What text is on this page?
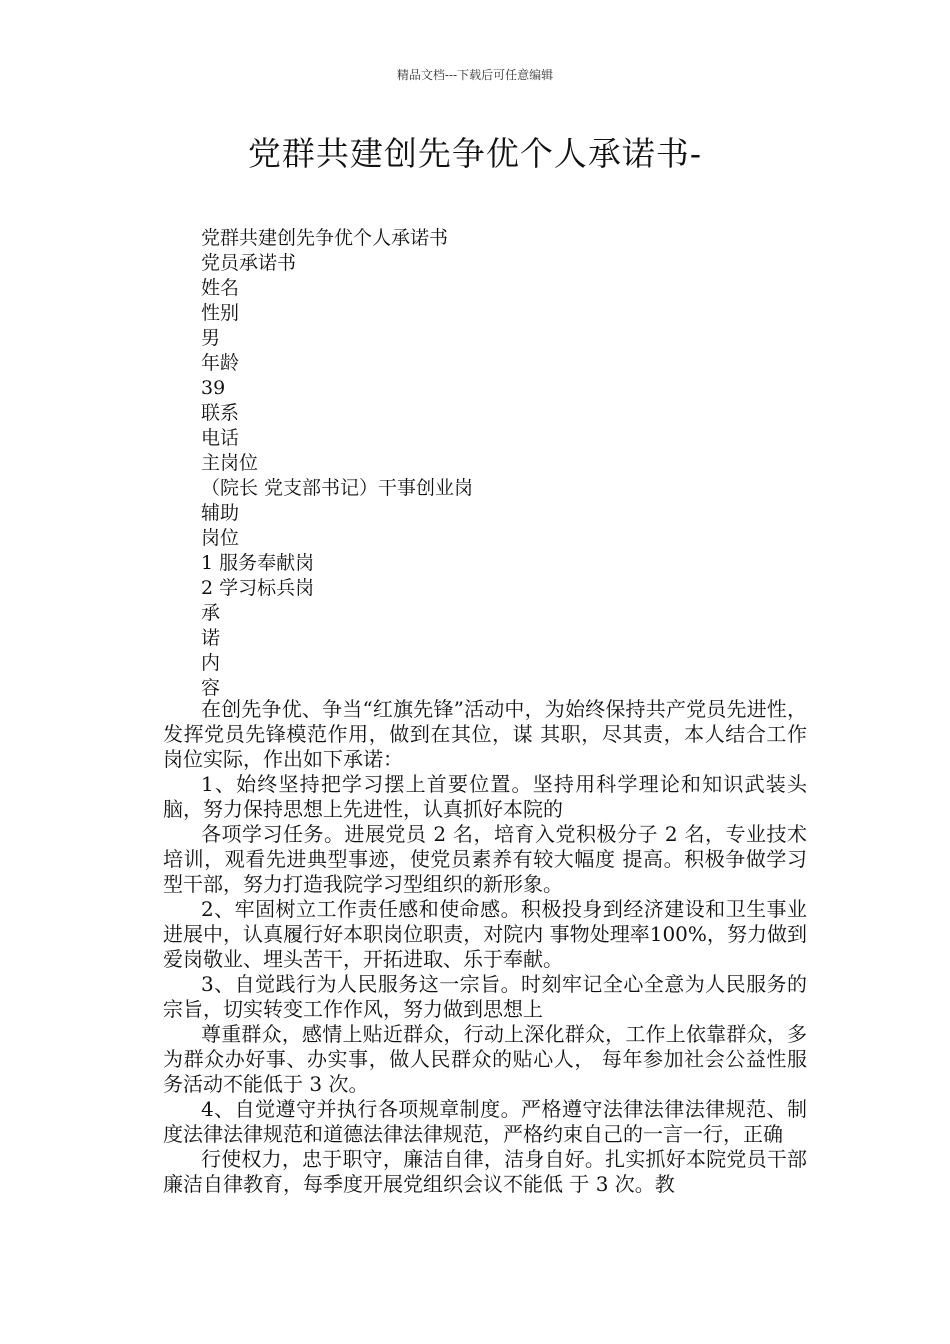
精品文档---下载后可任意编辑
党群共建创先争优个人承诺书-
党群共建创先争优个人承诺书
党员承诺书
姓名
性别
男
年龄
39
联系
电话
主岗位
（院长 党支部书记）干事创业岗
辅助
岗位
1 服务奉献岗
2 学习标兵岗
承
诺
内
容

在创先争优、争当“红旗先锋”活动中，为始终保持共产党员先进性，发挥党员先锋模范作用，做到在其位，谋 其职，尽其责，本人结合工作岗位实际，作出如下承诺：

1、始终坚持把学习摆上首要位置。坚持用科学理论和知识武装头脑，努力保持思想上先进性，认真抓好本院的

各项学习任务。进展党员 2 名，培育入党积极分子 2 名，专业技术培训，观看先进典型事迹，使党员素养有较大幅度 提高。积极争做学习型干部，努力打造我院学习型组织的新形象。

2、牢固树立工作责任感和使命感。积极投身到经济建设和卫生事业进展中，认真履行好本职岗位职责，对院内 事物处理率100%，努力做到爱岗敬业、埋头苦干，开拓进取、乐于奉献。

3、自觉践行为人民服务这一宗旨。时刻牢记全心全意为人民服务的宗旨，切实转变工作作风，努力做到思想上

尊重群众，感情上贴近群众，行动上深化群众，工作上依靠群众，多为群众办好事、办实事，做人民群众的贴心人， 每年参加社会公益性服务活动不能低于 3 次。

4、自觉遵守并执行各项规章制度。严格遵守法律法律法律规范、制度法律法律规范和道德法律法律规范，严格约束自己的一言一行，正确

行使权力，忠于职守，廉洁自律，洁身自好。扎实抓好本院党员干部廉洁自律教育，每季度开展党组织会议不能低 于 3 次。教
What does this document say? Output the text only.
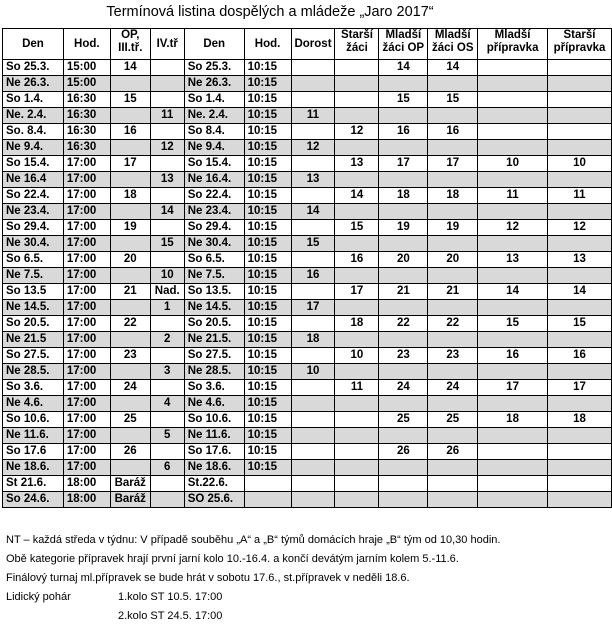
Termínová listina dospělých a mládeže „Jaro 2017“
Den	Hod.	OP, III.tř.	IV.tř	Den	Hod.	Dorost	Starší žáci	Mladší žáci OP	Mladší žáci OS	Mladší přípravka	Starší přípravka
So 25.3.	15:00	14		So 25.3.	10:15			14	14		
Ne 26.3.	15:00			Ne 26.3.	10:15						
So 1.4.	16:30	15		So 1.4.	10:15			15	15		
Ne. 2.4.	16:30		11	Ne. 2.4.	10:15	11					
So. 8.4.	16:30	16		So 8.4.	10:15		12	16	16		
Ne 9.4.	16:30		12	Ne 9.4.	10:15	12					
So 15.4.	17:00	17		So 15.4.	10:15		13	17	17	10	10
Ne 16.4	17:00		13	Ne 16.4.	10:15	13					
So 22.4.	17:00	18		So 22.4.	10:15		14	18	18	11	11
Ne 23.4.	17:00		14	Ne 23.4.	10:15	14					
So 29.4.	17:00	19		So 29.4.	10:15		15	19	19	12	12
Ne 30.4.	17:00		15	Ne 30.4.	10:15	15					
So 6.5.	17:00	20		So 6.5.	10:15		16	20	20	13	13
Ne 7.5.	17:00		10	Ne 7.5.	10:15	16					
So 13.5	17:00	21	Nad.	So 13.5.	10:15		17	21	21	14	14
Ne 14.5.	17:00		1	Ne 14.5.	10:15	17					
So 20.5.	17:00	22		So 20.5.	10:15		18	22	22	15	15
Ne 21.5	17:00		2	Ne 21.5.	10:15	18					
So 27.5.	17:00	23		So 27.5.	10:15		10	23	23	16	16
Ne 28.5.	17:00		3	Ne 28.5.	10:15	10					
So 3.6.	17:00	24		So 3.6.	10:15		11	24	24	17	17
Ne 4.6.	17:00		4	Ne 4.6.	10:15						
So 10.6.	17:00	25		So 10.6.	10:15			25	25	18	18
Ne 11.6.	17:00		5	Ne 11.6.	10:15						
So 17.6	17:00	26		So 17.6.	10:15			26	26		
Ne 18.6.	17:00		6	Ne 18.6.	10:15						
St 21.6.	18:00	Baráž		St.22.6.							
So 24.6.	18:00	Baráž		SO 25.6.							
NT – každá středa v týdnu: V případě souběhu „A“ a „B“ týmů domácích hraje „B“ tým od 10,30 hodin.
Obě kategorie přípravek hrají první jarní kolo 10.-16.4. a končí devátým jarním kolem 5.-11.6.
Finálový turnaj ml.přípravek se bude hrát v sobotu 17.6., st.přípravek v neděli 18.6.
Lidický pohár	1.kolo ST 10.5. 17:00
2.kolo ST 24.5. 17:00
==
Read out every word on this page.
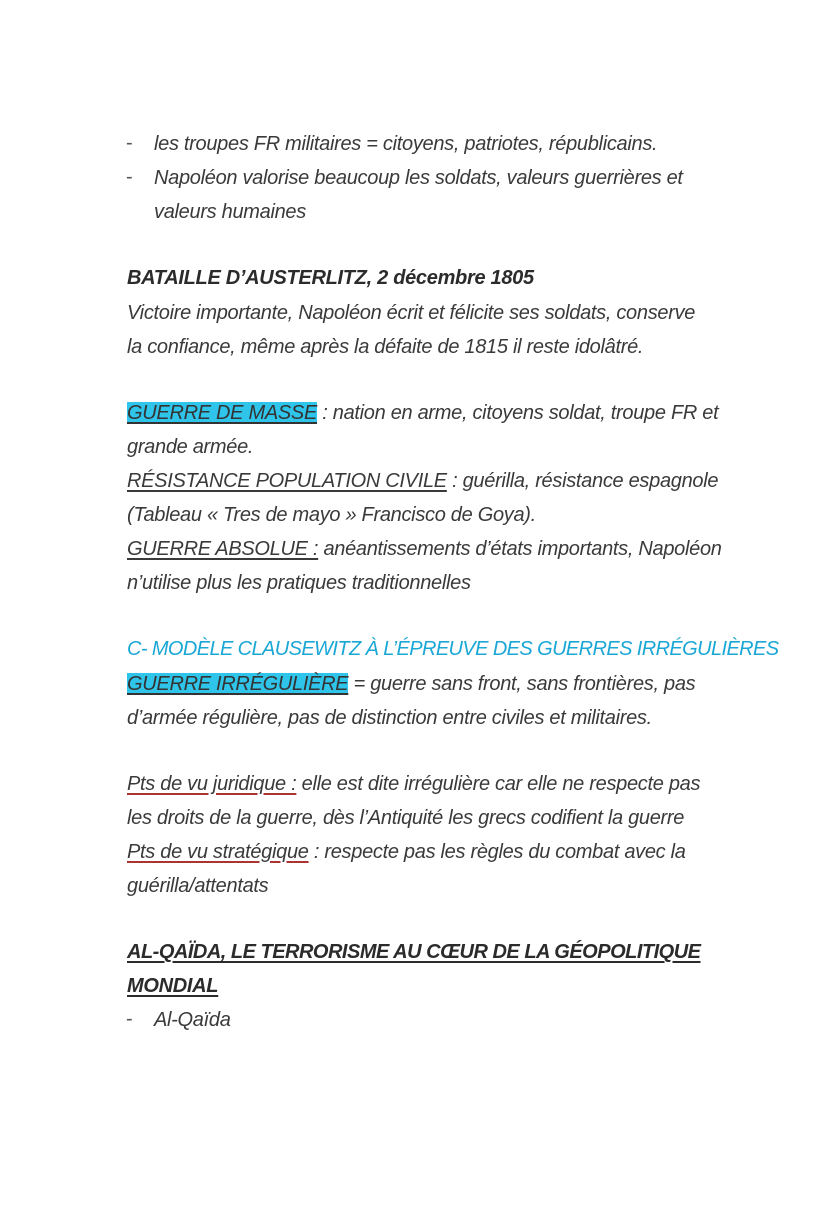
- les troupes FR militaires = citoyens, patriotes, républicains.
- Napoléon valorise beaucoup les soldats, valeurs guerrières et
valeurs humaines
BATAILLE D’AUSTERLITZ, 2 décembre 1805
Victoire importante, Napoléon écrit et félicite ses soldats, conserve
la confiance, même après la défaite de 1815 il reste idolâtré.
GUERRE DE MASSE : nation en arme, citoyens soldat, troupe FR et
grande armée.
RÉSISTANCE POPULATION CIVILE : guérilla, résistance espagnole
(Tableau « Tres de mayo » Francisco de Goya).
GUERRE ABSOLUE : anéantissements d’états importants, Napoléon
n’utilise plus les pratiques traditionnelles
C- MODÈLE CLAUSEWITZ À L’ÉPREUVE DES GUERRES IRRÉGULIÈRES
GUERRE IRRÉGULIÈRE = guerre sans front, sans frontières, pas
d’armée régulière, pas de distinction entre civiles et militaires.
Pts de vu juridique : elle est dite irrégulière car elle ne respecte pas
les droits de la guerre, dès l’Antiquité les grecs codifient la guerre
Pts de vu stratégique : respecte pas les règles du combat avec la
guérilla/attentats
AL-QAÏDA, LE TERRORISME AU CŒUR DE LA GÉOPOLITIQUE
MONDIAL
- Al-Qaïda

Task prompt:
Only lines with "citoyens" are wanted here; list each of them.

Written response:
- les troupes FR militaires = citoyens, patriotes, républicains.
GUERRE DE MASSE : nation en arme, citoyens soldat, troupe FR et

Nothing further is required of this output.